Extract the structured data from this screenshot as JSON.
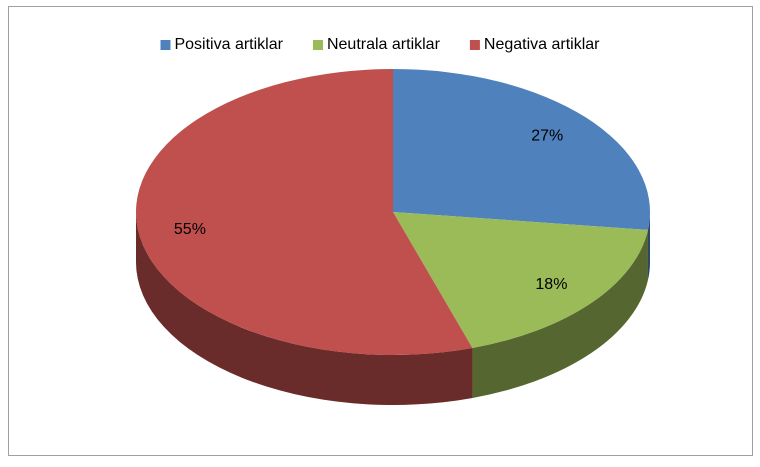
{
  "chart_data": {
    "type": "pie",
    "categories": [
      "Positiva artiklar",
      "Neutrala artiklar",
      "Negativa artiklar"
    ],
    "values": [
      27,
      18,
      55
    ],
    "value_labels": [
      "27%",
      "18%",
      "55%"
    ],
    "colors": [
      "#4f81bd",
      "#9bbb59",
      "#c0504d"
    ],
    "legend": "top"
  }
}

______________________________

◆ **Written instruction**: What is needed is an exact reproduction of the data, pictures excluded.

◆ **Finished answer**:
Extract the structured data from this screenshot as JSON.
{
  "chart_data": {
    "type": "pie",
    "categories": [
      "Positiva artiklar",
      "Neutrala artiklar",
      "Negativa artiklar"
    ],
    "values": [
      27,
      18,
      55
    ],
    "value_labels": [
      "27%",
      "18%",
      "55%"
    ],
    "colors": [
      "#4f81bd",
      "#9bbb59",
      "#c0504d"
    ],
    "legend": "top"
  }
}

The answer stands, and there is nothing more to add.